• Excerpt to read:

──────

The work brings together different forms of art-making through its format and the depiction of the landscape, both evoking traditional Chinese scrolls. The artist claimed he was inspired by the maps of Venice and by the topography of the city, to which he resorted also for his Island Of Bad Art. Inspired by the way the Grand Canal runs through the Italian city and cuts it in half, Perry imagined this topography to serve as the fighting ground for a fictitious battle between many different factions engaged in a never-ending war with each other. However, rather than visually demarcating these opposing groups, Perry purposefully blurred and obscured the differences between the fighters, which results in a confusion of parts for the viewer.
The artist claimed he envisioned the print hanging on the wall of a politician’s office. During the war, the artist imagined the politician looking at the print like a war map, only to realise that the visual signifiers of difference across factions are not as clear as he thought.

──────

• Dataset excerpts:
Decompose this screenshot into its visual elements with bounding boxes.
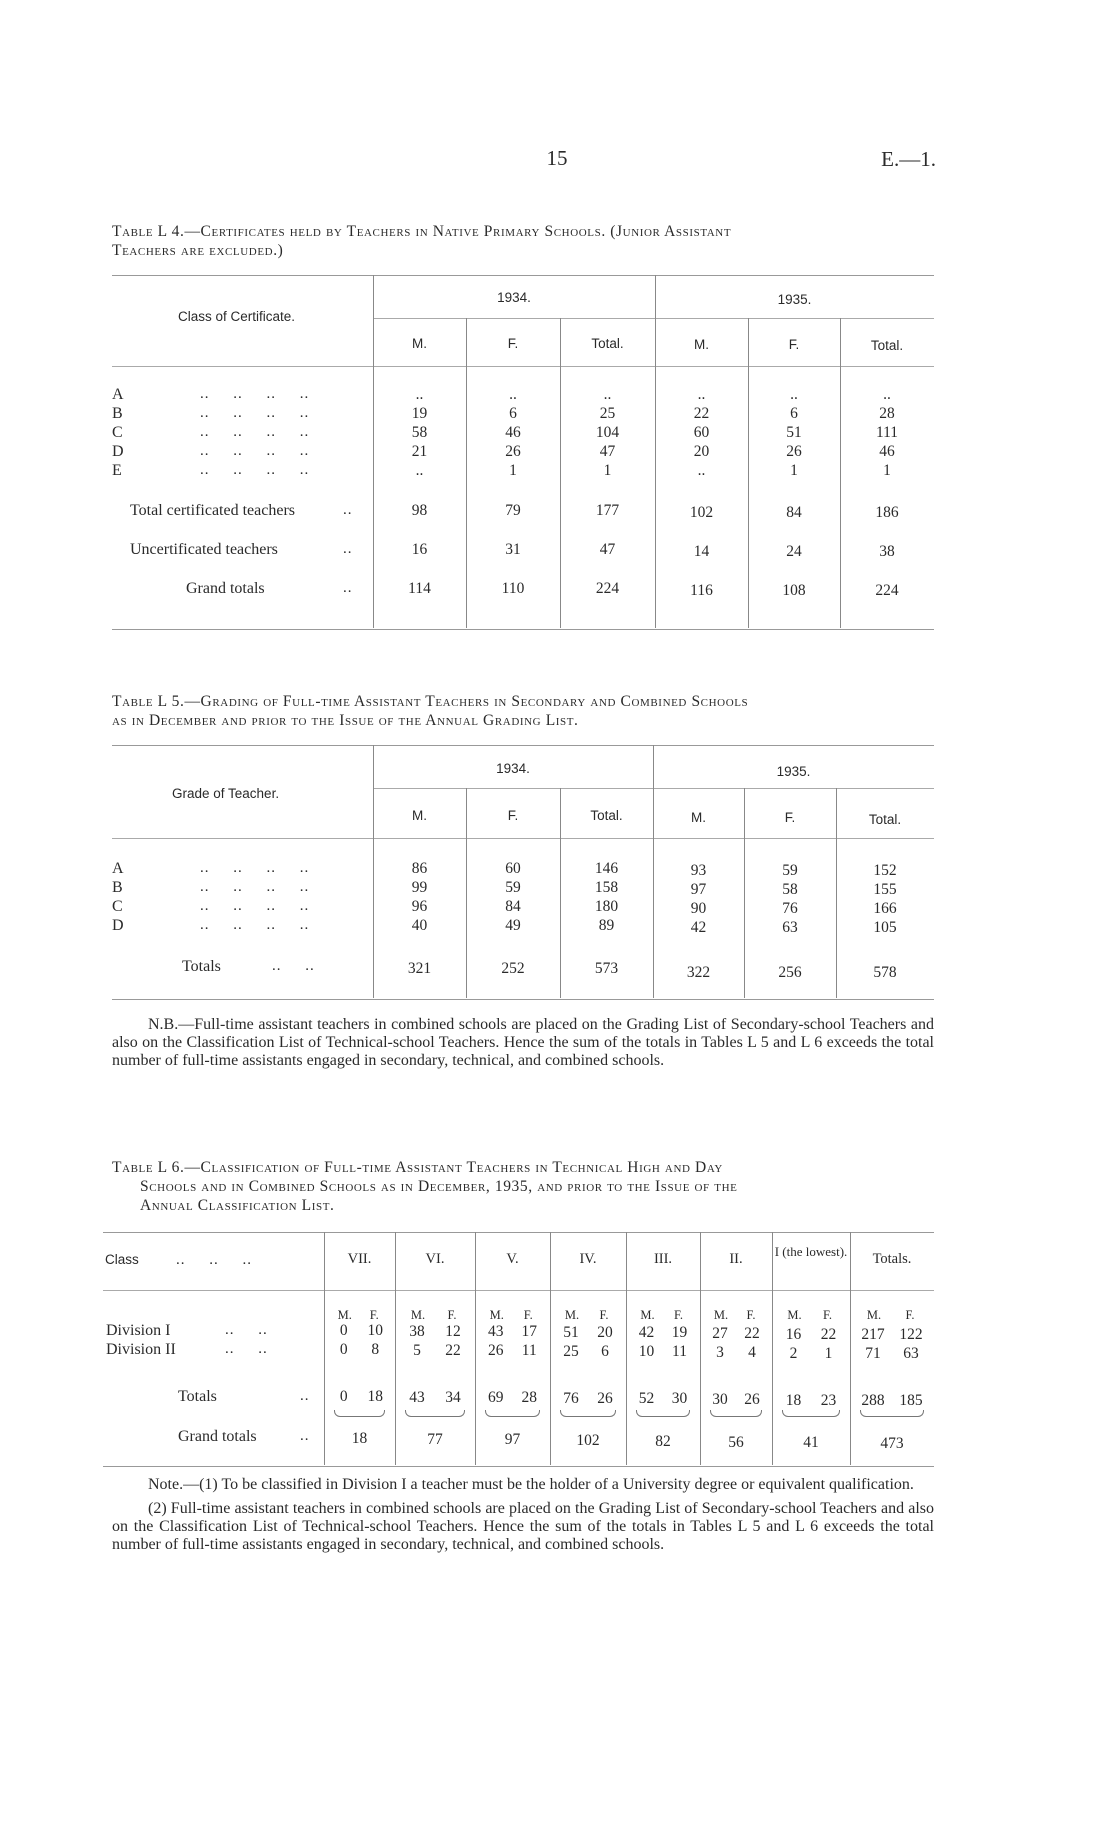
table-l6-rule [475, 1232, 476, 1465]
row-label: B [112, 879, 123, 896]
sub-header: F. [507, 808, 519, 823]
table-cell: 79 [505, 502, 521, 519]
table-cell: 252 [501, 960, 525, 977]
sub-header: M. [489, 1308, 504, 1322]
table-cell: 56 [728, 1433, 744, 1451]
leader-dots: .. .. .. .. [200, 386, 310, 402]
table-l6-title-line1: Table L 6.—Classification of Full-time Assistant Teachers in Technical High and Day [112, 1159, 723, 1176]
table-cell: 573 [594, 960, 619, 977]
table-cell: 16 [411, 541, 428, 558]
table-cell: 52 [638, 1390, 655, 1408]
table-l6-notes [112, 1476, 934, 1554]
table-cell: 28 [521, 1389, 537, 1407]
table-l5-title-line1: Table L 5.—Grading of Full-time Assistant Teachers in Secondary and Combined Schools [112, 693, 749, 710]
row-label: Total certificated teachers [130, 502, 295, 519]
row-label: C [112, 424, 123, 441]
table-cell: 6 [601, 1342, 609, 1360]
table-cell: 59 [782, 862, 798, 879]
table-cell: 256 [778, 964, 802, 981]
row-label: C [112, 898, 123, 915]
table-cell: 51 [563, 1323, 579, 1341]
table-l6-rule [550, 1232, 551, 1465]
table-cell: 14 [693, 543, 710, 560]
table-cell: 17 [521, 1323, 537, 1341]
class-header: III. [653, 1251, 673, 1267]
table-l6-note-1: Note.—(1) To be classified in Division I a teacher must be the holder of a University degree or equivalent qualification. [148, 1476, 914, 1493]
table-l5-title-line2: as in December and prior to the Issue of the Annual Grading List. [112, 712, 579, 729]
table-l6-rule [772, 1232, 773, 1465]
sub-header: F. [746, 1308, 756, 1322]
leader-dots: .. .. .. .. [200, 860, 310, 876]
table-cell: 63 [782, 919, 798, 936]
table-cell: 42 [690, 919, 707, 936]
class-header: VII. [347, 1251, 372, 1267]
column-header: Class [105, 1252, 139, 1267]
table-cell: 86 [411, 860, 428, 877]
leader-dots: .. [300, 1388, 310, 1404]
table-cell: 46 [505, 424, 521, 441]
row-label: E [112, 462, 122, 479]
table-cell: 27 [712, 1325, 728, 1342]
table-cell: 26 [488, 1342, 504, 1360]
table-cell: 59 [505, 879, 521, 896]
table-cell: 1 [883, 462, 891, 479]
table-cell: 18 [367, 1388, 383, 1405]
table-cell: 69 [488, 1389, 504, 1407]
sub-header: M. [713, 1308, 729, 1322]
table-cell: 28 [879, 405, 895, 422]
table-cell: 82 [655, 1432, 671, 1450]
table-cell: .. [603, 386, 612, 403]
year-header: 1934. [496, 761, 530, 776]
leader-dots: .. .. .. [176, 1252, 252, 1268]
page-reference: E.—1. [881, 147, 936, 171]
table-cell: 104 [595, 424, 620, 441]
table-cell: 217 [861, 1326, 885, 1344]
table-cell: 34 [445, 1388, 461, 1406]
sub-header: M. [412, 336, 427, 351]
table-cell: 42 [638, 1324, 655, 1342]
table-cell: 90 [690, 900, 707, 917]
table-cell: 71 [865, 1345, 881, 1363]
sub-header: F. [784, 810, 796, 825]
table-l5-note-text: N.B.—Full-time assistant teachers in combined schools are placed on the Grading List of Secondary-school Teachers and also on the Classification List of Technical-school Teachers. Hence the sum of the totals in Tables L 5 and L 6 exceeds the total number of full-time assistants engaged in secondary, technical, and combined schools. [112, 1016, 934, 1069]
table-cell: 180 [594, 898, 619, 915]
brace [782, 1410, 840, 1417]
sub-header: F. [905, 1308, 915, 1322]
row-label: Totals [182, 958, 221, 975]
leader-dots: .. .. [225, 1322, 268, 1338]
table-cell: 31 [505, 541, 521, 558]
table-cell: 110 [501, 580, 525, 597]
table-cell: 10 [638, 1343, 655, 1361]
table-cell: 152 [873, 862, 897, 879]
sub-header: Total. [591, 336, 624, 351]
sub-header: M. [337, 1308, 352, 1322]
table-l6-title-line3: Annual Classification List. [140, 1197, 335, 1214]
table-cell: 473 [880, 1434, 904, 1452]
table-cell: 224 [595, 580, 620, 597]
leader-dots: .. .. .. .. [200, 424, 310, 440]
table-l5-title [112, 692, 934, 730]
table-cell: 105 [873, 919, 897, 936]
table-cell: 146 [594, 860, 619, 877]
leader-dots: .. [343, 541, 353, 557]
sub-header: M. [694, 337, 709, 352]
sub-header: Total. [870, 338, 904, 353]
sub-header: Total. [590, 808, 623, 823]
class-header: VI. [425, 1251, 445, 1267]
sub-header: M. [564, 1308, 580, 1322]
leader-dots: .. [343, 502, 353, 518]
table-cell: 41 [803, 1434, 819, 1452]
year-header: 1935. [776, 764, 811, 779]
table-cell: 76 [782, 900, 798, 917]
class-header: V. [506, 1251, 519, 1267]
table-cell: 111 [875, 424, 899, 441]
sub-header: F. [523, 1308, 533, 1322]
table-cell: 60 [505, 860, 521, 877]
row-label: Division I [106, 1322, 171, 1339]
table-l4-header-rule [112, 366, 934, 367]
sub-header: F. [369, 1308, 379, 1322]
table-cell: 22 [744, 1325, 760, 1342]
table-cell: 24 [786, 543, 802, 560]
table-cell: .. [790, 386, 798, 403]
table-cell: 84 [786, 504, 802, 521]
table-cell: 96 [411, 898, 428, 915]
table-l6-title-line2: Schools and in Combined Schools as in December, 1935, and prior to the Issue of the [140, 1178, 738, 1195]
row-label: Uncertificated teachers [130, 541, 278, 558]
table-cell: 38 [879, 543, 895, 560]
sub-header: M. [640, 1308, 655, 1322]
table-cell: 20 [693, 443, 710, 460]
table-cell: 322 [686, 964, 711, 981]
row-label: D [112, 443, 124, 460]
column-header: Grade of Teacher. [172, 786, 280, 801]
table-cell: 19 [411, 405, 428, 422]
table-cell: .. [415, 462, 424, 479]
table-cell: 47 [599, 443, 616, 460]
table-cell: 116 [690, 582, 713, 599]
table-l4-title-line2: Teachers are excluded.) [112, 242, 284, 259]
table-cell: 6 [509, 405, 517, 422]
table-cell: 43 [488, 1323, 504, 1341]
table-cell: 18 [785, 1391, 802, 1409]
table-cell: 98 [411, 502, 428, 519]
table-cell: 0 [339, 1388, 348, 1405]
table-cell: 30 [671, 1390, 688, 1408]
table-l4-year-rule [373, 318, 934, 319]
table-cell: 578 [873, 964, 897, 981]
table-cell: 166 [873, 900, 897, 917]
leader-dots: .. .. [272, 958, 315, 974]
brace [710, 1410, 762, 1417]
table-l5-note [112, 1016, 934, 1070]
table-cell: 97 [690, 881, 707, 898]
row-label: Division II [106, 1341, 176, 1358]
table-cell: 0 [339, 1322, 348, 1339]
table-cell: 185 [899, 1392, 923, 1410]
table-cell: 321 [407, 960, 432, 977]
brace [334, 1410, 385, 1417]
table-cell: 93 [690, 862, 707, 879]
leader-dots: .. .. .. .. [200, 405, 310, 421]
table-cell: 43 [409, 1388, 425, 1406]
table-cell: 18 [351, 1430, 368, 1447]
table-l6-rule [850, 1232, 851, 1465]
table-cell: 30 [712, 1391, 728, 1408]
sub-header: F. [599, 1308, 609, 1322]
table-l6-title [112, 1158, 934, 1215]
year-header: 1934. [497, 290, 531, 305]
leader-dots: .. .. .. .. [200, 917, 310, 933]
table-cell: 158 [594, 879, 619, 896]
table-cell: 3 [716, 1344, 724, 1361]
table-cell: 4 [748, 1344, 756, 1361]
table-cell: 22 [693, 405, 710, 422]
table-cell: 5 [413, 1341, 421, 1359]
table-cell: 0 [339, 1341, 348, 1358]
table-cell: 22 [820, 1325, 837, 1343]
sub-header: M. [787, 1308, 802, 1322]
table-cell: 11 [521, 1342, 537, 1360]
table-l4-title-line1: Table L 4.—Certificates held by Teachers in Native Primary Schools. (Junior Assistant [112, 223, 732, 240]
table-cell: .. [697, 462, 706, 479]
table-cell: 155 [873, 881, 897, 898]
table-cell: 76 [563, 1389, 579, 1407]
table-cell: 1 [824, 1344, 833, 1362]
table-cell: 26 [744, 1391, 760, 1408]
table-cell: 1 [603, 462, 612, 479]
row-label: Totals [178, 1388, 217, 1405]
table-l4-title [112, 222, 934, 260]
table-cell: 6 [790, 405, 798, 422]
class-header: I (the lowest). [774, 1244, 848, 1259]
table-cell: .. [883, 386, 891, 403]
table-cell: 20 [597, 1323, 613, 1341]
table-cell: 84 [505, 898, 521, 915]
table-cell: .. [697, 386, 706, 403]
page-number: 15 [546, 146, 568, 170]
table-cell: 89 [598, 917, 615, 934]
table-cell: 1 [509, 462, 517, 479]
leader-dots: .. .. .. .. [200, 443, 310, 459]
table-cell: 108 [782, 582, 806, 599]
table-cell: 60 [693, 424, 710, 441]
table-cell: 186 [875, 504, 899, 521]
table-cell: 63 [903, 1345, 919, 1363]
table-cell: 288 [861, 1392, 885, 1410]
brace [636, 1410, 690, 1417]
table-cell: 97 [504, 1431, 521, 1449]
table-cell: 99 [411, 879, 428, 896]
row-label: Grand totals [178, 1428, 257, 1445]
table-cell: 25 [563, 1342, 579, 1360]
table-cell: 58 [782, 881, 798, 898]
table-cell: 19 [671, 1324, 688, 1342]
table-cell: 11 [672, 1343, 687, 1361]
table-cell: 2 [789, 1344, 798, 1362]
leader-dots: .. [300, 1428, 310, 1444]
brace [560, 1410, 616, 1417]
table-cell: 38 [409, 1322, 425, 1340]
table-cell: 16 [785, 1325, 802, 1343]
table-cell: 122 [899, 1326, 923, 1344]
sub-header: F. [447, 1308, 457, 1322]
table-cell: 77 [427, 1430, 443, 1448]
table-cell: 47 [599, 541, 616, 558]
table-cell: .. [509, 386, 517, 403]
leader-dots: .. [343, 580, 353, 596]
table-cell: 224 [875, 582, 899, 599]
table-cell: 102 [576, 1432, 600, 1450]
brace [405, 1410, 465, 1417]
column-header: Class of Certificate. [178, 309, 296, 324]
sub-header: M. [410, 1308, 426, 1322]
table-cell: 23 [820, 1391, 837, 1409]
table-cell: 114 [408, 580, 431, 597]
table-cell: 58 [411, 424, 428, 441]
table-cell: 22 [445, 1341, 461, 1359]
table-cell: 102 [689, 504, 714, 521]
leader-dots: .. .. [225, 1341, 268, 1357]
row-label: A [112, 386, 124, 403]
sub-header: M. [866, 1308, 882, 1322]
table-l6-rule [626, 1232, 627, 1465]
row-label: B [112, 405, 123, 422]
table-l6-header-rule [103, 1290, 934, 1291]
class-header: IV. [579, 1251, 597, 1267]
year-header: 1935. [777, 292, 812, 307]
table-cell: 12 [445, 1322, 461, 1340]
table-cell: 26 [505, 443, 521, 460]
leader-dots: .. .. .. .. [200, 898, 310, 914]
sub-header: F. [507, 336, 519, 351]
leader-dots: .. .. .. .. [200, 462, 310, 478]
class-header: II. [729, 1251, 743, 1267]
table-cell: 177 [595, 502, 620, 519]
sub-header: F. [788, 337, 800, 352]
row-label: D [112, 917, 124, 934]
sub-header: M. [412, 808, 427, 823]
class-header: Totals. [872, 1251, 912, 1267]
sub-header: Total. [868, 812, 902, 827]
table-cell: 21 [411, 443, 428, 460]
table-cell: 10 [367, 1322, 383, 1339]
table-cell: .. [415, 386, 424, 403]
table-l6-note-2: (2) Full-time assistant teachers in combined schools are placed on the Grading List of Secondary-school Teachers and also on the Classification List of Technical-school Teachers. Hence the sum of the totals in Tables L 5 and L 6 exceeds the total number of full-time assistants engaged in secondary, technical, and combined schools. [112, 1500, 934, 1553]
row-label: A [112, 860, 124, 877]
brace [485, 1410, 540, 1417]
brace [860, 1410, 924, 1417]
table-cell: 49 [505, 917, 521, 934]
table-cell: 26 [786, 443, 802, 460]
table-cell: 26 [597, 1389, 613, 1407]
table-l5-header-rule [112, 838, 934, 839]
table-cell: 51 [786, 424, 802, 441]
table-l6-rule [700, 1232, 701, 1465]
table-cell: 25 [599, 405, 616, 422]
row-label: Grand totals [186, 580, 265, 597]
table-cell: 1 [790, 462, 798, 479]
leader-dots: .. .. .. .. [200, 879, 310, 895]
sub-header: F. [673, 1308, 684, 1322]
table-cell: 40 [411, 917, 428, 934]
sub-header: F. [822, 1308, 833, 1322]
sub-header: M. [691, 810, 706, 825]
table-cell: 8 [371, 1341, 380, 1358]
table-cell: 46 [879, 443, 895, 460]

──────

• Given problem A: In the passage about Perry's print, what maps did the artist say inspired the work?
• Given problem B: Go on writing the passage about Perry's print, picking up right after its final sentence.

• Expected answer A: The maps of Venice, along with the city's topography.

• Expected answer B:
Bringing together Perry’s inclination to mockery and humour together with his interest in maps and topography, this work is what the artist calls a playscape, “the sort of imaginative universe you spread out in front of you as a child” upon which he projects his never-ending flow of ideas.
The highest value realised for a work by Grayson Perry was in October 2017, when I Want To Be An Artist fetched £632,750 at Christie's, London. The values achieved for Perry's work at auction regularly land in the hundreds of thousands of pounds.